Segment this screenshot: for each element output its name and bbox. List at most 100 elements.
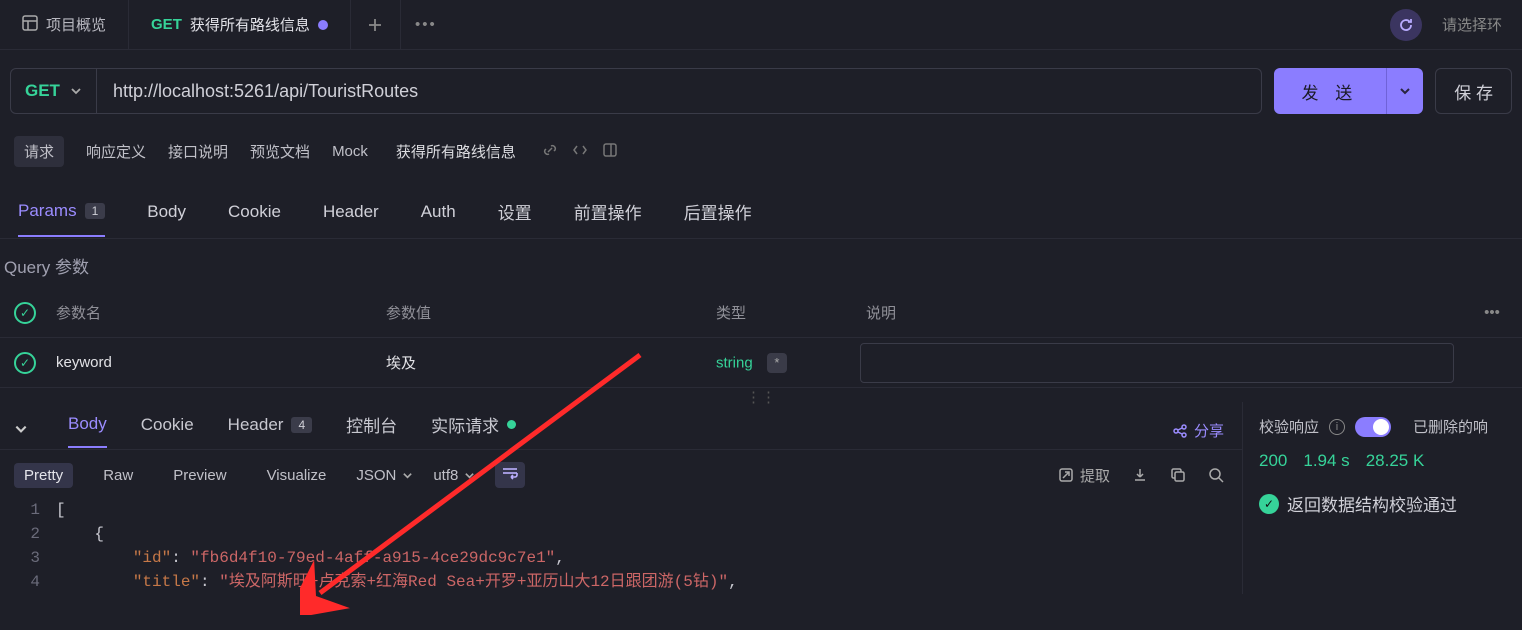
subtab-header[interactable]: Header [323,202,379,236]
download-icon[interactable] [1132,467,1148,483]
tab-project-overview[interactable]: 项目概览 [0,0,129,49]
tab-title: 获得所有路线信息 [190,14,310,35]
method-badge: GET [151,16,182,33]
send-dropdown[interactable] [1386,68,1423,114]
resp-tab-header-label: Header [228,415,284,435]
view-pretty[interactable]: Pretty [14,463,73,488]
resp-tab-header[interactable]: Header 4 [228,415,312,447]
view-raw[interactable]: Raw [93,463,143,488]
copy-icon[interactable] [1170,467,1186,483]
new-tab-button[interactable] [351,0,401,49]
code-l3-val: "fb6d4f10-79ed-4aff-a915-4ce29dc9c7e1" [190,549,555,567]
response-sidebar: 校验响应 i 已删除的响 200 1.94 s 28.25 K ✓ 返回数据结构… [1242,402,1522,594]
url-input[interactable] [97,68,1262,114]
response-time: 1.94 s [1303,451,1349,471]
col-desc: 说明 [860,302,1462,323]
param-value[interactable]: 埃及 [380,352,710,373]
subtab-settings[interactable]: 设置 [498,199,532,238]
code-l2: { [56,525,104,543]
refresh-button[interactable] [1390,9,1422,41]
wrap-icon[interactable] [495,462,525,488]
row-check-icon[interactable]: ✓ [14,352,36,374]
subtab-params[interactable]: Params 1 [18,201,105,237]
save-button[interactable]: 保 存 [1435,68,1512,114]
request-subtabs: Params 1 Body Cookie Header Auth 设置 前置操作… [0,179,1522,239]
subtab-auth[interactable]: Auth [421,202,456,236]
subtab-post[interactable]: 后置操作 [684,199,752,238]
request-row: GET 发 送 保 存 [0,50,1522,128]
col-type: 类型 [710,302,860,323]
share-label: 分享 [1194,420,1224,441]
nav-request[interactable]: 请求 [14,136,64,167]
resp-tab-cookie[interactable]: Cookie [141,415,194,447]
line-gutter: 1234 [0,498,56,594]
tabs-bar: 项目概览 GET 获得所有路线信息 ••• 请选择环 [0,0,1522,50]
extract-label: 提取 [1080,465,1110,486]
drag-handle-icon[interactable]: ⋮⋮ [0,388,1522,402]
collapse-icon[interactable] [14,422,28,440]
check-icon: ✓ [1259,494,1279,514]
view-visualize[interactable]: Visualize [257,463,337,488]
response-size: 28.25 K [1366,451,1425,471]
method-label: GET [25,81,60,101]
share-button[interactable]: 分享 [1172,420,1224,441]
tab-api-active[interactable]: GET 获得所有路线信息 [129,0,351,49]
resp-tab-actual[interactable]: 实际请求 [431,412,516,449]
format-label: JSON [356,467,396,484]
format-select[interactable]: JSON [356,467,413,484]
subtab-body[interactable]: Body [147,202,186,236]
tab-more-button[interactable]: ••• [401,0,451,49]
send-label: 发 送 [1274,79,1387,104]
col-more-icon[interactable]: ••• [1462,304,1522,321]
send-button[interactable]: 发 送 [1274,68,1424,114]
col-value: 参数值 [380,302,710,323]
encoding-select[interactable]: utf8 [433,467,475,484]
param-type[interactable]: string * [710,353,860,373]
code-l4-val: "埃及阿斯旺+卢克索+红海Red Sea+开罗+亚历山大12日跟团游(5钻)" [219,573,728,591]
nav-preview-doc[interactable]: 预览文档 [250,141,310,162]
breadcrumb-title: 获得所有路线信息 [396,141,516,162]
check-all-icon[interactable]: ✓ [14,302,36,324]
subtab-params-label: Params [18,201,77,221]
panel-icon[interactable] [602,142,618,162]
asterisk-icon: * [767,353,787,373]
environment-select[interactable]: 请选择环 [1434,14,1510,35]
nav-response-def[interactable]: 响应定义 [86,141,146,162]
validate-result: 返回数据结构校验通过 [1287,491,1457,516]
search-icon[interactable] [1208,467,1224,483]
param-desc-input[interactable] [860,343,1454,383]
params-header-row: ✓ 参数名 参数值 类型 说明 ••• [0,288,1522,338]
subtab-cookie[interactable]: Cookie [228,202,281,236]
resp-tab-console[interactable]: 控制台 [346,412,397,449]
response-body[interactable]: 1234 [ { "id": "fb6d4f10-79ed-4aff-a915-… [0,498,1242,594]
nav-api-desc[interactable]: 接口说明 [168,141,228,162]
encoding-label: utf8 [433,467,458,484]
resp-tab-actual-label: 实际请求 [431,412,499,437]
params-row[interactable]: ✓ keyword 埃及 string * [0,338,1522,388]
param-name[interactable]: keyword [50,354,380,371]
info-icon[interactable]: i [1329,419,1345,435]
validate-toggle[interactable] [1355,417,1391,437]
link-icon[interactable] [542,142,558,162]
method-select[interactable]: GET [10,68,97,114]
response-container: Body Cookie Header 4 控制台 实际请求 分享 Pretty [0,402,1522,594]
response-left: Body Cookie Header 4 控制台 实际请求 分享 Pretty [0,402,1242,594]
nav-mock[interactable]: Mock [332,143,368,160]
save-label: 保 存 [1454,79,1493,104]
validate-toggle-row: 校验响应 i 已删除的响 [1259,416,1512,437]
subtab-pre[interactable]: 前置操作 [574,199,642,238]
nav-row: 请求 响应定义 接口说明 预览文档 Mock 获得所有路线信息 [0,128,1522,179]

* _TASK DETAILS_:
Pull every row above out word for word, leaving out the pictures.

* _TASK ANSWER_:
Segment this screenshot: for each element output its name and bbox. List at most 100 elements.
subtab-header[interactable]: Header [323,202,379,236]
download-icon[interactable] [1132,467,1148,483]
tab-project-overview[interactable]: 项目概览 [0,0,129,49]
tab-title: 获得所有路线信息 [190,14,310,35]
method-badge: GET [151,16,182,33]
send-dropdown[interactable] [1386,68,1423,114]
resp-tab-header-label: Header [228,415,284,435]
view-pretty[interactable]: Pretty [14,463,73,488]
resp-tab-header[interactable]: Header 4 [228,415,312,447]
view-raw[interactable]: Raw [93,463,143,488]
copy-icon[interactable] [1170,467,1186,483]
new-tab-button[interactable] [351,0,401,49]
code-l3-val: "fb6d4f10-79ed-4aff-a915-4ce29dc9c7e1" [190,549,555,567]
response-sidebar: 校验响应 i 已删除的响 200 1.94 s 28.25 K ✓ 返回数据结构… [1242,402,1522,594]
url-input[interactable] [97,68,1262,114]
response-time: 1.94 s [1303,451,1349,471]
col-desc: 说明 [860,302,1462,323]
param-value[interactable]: 埃及 [380,352,710,373]
subtab-settings[interactable]: 设置 [498,199,532,238]
code-l2: { [56,525,104,543]
refresh-button[interactable] [1390,9,1422,41]
wrap-icon[interactable] [495,462,525,488]
row-check-icon[interactable]: ✓ [14,352,36,374]
subtab-params[interactable]: Params 1 [18,201,105,237]
save-button[interactable]: 保 存 [1435,68,1512,114]
request-subtabs: Params 1 Body Cookie Header Auth 设置 前置操作… [0,179,1522,239]
subtab-auth[interactable]: Auth [421,202,456,236]
subtab-post[interactable]: 后置操作 [684,199,752,238]
request-row: GET 发 送 保 存 [0,50,1522,128]
col-type: 类型 [710,302,860,323]
share-label: 分享 [1194,420,1224,441]
nav-request[interactable]: 请求 [14,136,64,167]
resp-tab-cookie[interactable]: Cookie [141,415,194,447]
line-gutter: 1234 [0,498,56,594]
tabs-bar: 项目概览 GET 获得所有路线信息 ••• 请选择环 [0,0,1522,50]
extract-label: 提取 [1080,465,1110,486]
drag-handle-icon[interactable]: ⋮⋮ [0,388,1522,402]
collapse-icon[interactable] [14,422,28,440]
check-icon: ✓ [1259,494,1279,514]
view-visualize[interactable]: Visualize [257,463,337,488]
response-size: 28.25 K [1366,451,1425,471]
method-label: GET [25,81,60,101]
share-button[interactable]: 分享 [1172,420,1224,441]
tab-api-active[interactable]: GET 获得所有路线信息 [129,0,351,49]
resp-tab-actual[interactable]: 实际请求 [431,412,516,449]
format-label: JSON [356,467,396,484]
format-select[interactable]: JSON [356,467,413,484]
subtab-body[interactable]: Body [147,202,186,236]
tab-more-button[interactable]: ••• [401,0,451,49]
send-label: 发 送 [1274,79,1387,104]
col-more-icon[interactable]: ••• [1462,304,1522,321]
send-button[interactable]: 发 送 [1274,68,1424,114]
col-value: 参数值 [380,302,710,323]
encoding-select[interactable]: utf8 [433,467,475,484]
param-type[interactable]: string * [710,353,860,373]
code-l4-val: "埃及阿斯旺+卢克索+红海Red Sea+开罗+亚历山大12日跟团游(5钻)" [219,573,728,591]
nav-preview-doc[interactable]: 预览文档 [250,141,310,162]
breadcrumb-title: 获得所有路线信息 [396,141,516,162]
check-all-icon[interactable]: ✓ [14,302,36,324]
subtab-params-label: Params [18,201,77,221]
panel-icon[interactable] [602,142,618,162]
asterisk-icon: * [767,353,787,373]
environment-select[interactable]: 请选择环 [1434,14,1510,35]
nav-response-def[interactable]: 响应定义 [86,141,146,162]
validate-result: 返回数据结构校验通过 [1287,491,1457,516]
search-icon[interactable] [1208,467,1224,483]
param-desc-input[interactable] [860,343,1454,383]
params-header-row: ✓ 参数名 参数值 类型 说明 ••• [0,288,1522,338]
subtab-cookie[interactable]: Cookie [228,202,281,236]
resp-tab-console[interactable]: 控制台 [346,412,397,449]
response-body[interactable]: 1234 [ { "id": "fb6d4f10-79ed-4aff-a915-… [0,498,1242,594]
nav-api-desc[interactable]: 接口说明 [168,141,228,162]
encoding-label: utf8 [433,467,458,484]
resp-tab-actual-label: 实际请求 [431,412,499,437]
params-row[interactable]: ✓ keyword 埃及 string * [0,338,1522,388]
param-name[interactable]: keyword [50,354,380,371]
info-icon[interactable]: i [1329,419,1345,435]
validate-toggle[interactable] [1355,417,1391,437]
link-icon[interactable] [542,142,558,162]
method-select[interactable]: GET [10,68,97,114]
response-container: Body Cookie Header 4 控制台 实际请求 分享 Pretty [0,402,1522,594]
response-left: Body Cookie Header 4 控制台 实际请求 分享 Pretty [0,402,1242,594]
nav-mock[interactable]: Mock [332,143,368,160]
save-label: 保 存 [1454,79,1493,104]
validate-toggle-row: 校验响应 i 已删除的响 [1259,416,1512,437]
subtab-pre[interactable]: 前置操作 [574,199,642,238]
nav-row: 请求 响应定义 接口说明 预览文档 Mock 获得所有路线信息 [0,128,1522,179]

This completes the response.